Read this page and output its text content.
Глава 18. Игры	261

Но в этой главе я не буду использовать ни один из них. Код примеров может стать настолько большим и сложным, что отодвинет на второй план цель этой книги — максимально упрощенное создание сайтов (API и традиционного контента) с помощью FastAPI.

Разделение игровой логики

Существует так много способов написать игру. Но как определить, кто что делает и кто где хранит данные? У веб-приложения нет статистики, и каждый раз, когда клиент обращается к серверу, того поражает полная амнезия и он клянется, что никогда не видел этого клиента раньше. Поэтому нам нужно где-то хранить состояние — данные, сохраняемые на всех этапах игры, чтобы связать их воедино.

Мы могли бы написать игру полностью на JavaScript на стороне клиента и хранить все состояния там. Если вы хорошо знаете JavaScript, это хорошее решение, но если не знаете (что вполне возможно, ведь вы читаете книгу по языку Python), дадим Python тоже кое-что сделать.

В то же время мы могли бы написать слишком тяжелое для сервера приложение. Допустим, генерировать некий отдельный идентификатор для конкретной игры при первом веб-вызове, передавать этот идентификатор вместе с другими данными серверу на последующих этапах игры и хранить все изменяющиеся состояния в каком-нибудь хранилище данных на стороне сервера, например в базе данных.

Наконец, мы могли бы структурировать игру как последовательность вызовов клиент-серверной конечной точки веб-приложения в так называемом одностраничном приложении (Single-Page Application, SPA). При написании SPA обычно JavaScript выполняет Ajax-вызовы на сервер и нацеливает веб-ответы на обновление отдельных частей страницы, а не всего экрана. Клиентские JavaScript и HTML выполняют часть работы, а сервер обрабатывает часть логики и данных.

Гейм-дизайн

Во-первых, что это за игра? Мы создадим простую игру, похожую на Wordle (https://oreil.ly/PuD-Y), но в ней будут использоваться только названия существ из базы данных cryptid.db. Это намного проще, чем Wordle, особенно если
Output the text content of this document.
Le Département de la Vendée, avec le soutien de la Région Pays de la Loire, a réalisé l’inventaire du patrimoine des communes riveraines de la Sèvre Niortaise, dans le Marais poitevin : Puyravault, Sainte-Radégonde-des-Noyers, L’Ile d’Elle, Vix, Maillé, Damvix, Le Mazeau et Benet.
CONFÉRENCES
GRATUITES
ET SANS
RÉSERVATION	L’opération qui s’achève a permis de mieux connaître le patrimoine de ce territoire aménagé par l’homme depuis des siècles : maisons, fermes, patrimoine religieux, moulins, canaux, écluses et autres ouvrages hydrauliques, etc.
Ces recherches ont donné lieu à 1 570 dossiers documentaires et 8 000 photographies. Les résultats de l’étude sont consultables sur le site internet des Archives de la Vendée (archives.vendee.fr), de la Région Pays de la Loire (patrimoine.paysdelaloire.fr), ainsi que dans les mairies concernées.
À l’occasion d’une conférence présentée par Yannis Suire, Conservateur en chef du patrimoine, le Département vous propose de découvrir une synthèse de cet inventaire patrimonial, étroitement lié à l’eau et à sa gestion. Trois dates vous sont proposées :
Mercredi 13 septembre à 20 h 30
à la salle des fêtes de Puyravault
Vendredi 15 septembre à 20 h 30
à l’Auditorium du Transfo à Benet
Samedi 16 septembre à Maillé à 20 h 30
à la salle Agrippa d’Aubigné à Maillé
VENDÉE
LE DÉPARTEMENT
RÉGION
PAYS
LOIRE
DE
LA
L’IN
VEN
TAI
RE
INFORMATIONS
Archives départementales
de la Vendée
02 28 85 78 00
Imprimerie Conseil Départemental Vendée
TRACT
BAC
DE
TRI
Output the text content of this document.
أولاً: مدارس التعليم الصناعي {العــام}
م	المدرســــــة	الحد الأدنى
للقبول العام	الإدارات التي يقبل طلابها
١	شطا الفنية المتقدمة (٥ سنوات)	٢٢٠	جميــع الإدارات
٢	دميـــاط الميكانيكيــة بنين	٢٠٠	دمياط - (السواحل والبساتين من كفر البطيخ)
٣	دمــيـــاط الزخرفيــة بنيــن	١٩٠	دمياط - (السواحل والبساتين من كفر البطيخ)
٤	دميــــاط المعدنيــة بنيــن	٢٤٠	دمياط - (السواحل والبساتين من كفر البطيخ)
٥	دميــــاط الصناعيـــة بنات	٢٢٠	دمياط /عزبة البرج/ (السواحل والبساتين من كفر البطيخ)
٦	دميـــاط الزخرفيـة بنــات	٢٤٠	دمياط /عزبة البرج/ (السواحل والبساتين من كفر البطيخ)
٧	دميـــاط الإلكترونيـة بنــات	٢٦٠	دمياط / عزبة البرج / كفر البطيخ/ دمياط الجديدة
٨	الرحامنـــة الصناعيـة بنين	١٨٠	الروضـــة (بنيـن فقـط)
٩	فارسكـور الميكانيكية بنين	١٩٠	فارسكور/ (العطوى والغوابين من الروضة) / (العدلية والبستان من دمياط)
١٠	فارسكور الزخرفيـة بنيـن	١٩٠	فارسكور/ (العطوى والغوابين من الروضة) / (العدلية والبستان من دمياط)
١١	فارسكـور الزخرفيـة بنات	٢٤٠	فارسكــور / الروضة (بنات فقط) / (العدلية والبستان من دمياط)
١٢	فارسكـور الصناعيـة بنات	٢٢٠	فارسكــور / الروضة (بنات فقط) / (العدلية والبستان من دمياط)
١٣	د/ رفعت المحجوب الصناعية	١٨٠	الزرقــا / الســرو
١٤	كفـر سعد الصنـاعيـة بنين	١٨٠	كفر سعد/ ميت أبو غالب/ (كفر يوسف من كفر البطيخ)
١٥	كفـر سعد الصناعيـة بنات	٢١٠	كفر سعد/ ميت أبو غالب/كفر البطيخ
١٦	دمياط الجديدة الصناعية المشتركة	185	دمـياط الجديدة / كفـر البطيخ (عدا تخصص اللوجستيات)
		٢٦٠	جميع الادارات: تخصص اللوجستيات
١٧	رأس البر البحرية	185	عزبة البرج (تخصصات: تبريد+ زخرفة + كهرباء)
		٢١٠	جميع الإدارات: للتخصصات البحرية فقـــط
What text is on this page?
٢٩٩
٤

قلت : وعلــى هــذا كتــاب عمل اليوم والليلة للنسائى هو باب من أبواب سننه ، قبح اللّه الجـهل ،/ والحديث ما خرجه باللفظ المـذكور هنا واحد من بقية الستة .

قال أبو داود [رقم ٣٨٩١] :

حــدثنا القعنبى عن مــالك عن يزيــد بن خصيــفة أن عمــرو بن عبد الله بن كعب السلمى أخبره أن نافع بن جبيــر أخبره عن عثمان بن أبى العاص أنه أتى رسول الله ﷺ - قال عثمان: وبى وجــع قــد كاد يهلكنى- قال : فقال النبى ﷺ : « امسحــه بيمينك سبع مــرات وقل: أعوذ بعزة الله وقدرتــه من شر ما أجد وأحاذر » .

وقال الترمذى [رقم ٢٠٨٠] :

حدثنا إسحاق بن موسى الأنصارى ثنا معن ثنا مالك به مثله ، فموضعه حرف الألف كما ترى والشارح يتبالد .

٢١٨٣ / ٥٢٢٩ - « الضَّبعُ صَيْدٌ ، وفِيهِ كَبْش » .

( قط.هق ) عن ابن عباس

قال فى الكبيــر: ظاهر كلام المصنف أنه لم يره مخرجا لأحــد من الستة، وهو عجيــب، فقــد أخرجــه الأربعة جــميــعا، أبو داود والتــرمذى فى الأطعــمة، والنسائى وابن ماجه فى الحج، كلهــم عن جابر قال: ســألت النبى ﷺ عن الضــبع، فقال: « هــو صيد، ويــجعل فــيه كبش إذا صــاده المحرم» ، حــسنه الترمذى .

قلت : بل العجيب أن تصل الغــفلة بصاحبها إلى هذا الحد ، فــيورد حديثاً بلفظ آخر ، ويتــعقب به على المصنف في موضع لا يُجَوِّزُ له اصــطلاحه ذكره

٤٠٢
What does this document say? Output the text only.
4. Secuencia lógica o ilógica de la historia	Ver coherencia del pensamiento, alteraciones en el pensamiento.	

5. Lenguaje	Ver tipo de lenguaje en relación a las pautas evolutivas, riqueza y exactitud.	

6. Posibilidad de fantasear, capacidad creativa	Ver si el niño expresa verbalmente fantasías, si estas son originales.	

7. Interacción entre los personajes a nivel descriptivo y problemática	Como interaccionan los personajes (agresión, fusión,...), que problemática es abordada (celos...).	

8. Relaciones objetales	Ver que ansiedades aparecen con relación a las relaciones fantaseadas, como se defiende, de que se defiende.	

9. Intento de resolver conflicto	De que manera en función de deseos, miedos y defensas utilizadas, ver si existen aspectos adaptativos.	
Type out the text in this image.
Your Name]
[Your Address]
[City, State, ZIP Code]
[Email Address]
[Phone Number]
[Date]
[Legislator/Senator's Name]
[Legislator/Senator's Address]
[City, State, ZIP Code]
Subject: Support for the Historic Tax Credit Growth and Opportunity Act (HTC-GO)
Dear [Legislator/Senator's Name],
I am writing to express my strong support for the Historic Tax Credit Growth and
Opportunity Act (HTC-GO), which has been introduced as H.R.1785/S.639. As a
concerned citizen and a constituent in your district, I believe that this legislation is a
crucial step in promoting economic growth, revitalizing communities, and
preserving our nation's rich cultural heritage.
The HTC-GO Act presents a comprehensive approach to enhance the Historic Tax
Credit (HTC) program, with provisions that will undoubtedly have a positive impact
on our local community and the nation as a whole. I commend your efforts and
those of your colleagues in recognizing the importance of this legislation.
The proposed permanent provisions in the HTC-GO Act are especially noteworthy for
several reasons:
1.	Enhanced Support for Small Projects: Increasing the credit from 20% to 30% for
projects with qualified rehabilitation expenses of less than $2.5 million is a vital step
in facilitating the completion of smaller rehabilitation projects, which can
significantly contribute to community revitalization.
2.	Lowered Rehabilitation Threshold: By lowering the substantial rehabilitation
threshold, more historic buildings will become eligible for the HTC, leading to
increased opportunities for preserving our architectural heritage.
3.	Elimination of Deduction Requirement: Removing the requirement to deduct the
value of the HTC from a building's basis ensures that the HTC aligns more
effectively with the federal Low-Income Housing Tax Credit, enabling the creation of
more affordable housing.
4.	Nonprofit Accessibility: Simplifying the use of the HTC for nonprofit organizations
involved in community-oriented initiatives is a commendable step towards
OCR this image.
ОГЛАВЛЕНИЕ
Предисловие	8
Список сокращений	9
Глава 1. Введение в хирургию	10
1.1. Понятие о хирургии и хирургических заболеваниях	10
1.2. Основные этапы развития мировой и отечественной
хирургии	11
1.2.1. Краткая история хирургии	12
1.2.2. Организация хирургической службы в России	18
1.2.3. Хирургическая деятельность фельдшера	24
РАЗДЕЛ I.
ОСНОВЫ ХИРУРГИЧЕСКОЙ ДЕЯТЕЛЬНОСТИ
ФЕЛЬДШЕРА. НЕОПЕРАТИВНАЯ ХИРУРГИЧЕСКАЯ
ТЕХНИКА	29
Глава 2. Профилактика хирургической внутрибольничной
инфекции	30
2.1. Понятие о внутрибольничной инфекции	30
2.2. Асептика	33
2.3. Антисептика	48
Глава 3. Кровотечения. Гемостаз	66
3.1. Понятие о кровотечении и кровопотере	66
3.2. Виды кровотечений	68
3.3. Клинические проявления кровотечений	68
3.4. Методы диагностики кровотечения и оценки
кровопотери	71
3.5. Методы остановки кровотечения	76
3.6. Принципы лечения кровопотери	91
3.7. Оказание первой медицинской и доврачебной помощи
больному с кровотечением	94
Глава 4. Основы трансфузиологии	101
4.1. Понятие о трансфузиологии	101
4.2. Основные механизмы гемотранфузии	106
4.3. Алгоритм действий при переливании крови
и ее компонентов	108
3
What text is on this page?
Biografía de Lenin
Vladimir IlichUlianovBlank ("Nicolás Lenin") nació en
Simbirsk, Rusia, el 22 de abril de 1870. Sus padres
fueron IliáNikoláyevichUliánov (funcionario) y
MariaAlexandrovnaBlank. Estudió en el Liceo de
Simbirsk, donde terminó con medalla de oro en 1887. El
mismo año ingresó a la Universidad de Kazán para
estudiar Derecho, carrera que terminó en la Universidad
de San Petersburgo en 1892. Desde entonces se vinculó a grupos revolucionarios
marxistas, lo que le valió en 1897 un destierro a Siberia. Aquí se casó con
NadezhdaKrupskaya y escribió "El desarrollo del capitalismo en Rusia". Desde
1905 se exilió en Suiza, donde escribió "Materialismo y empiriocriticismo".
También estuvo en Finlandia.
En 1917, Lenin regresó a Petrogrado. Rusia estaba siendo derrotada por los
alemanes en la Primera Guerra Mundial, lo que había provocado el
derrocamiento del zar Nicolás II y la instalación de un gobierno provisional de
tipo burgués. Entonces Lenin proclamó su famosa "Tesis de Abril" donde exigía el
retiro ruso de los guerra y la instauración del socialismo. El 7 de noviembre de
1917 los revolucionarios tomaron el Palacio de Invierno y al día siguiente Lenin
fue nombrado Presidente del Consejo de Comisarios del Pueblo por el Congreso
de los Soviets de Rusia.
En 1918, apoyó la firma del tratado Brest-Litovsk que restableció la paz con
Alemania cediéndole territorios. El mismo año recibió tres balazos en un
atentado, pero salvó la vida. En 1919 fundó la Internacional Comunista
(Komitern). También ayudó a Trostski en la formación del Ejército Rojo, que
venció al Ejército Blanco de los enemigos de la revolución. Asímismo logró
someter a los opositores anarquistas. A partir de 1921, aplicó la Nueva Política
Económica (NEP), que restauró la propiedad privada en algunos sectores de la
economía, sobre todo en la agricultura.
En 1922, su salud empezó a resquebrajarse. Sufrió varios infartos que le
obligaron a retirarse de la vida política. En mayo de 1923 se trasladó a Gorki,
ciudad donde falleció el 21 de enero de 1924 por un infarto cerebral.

● ● ●

*Exercise task:*
Identify the lines in the records above that contain the word "فارسكــور", then state how many there are and nothing more.

*The answer:*
2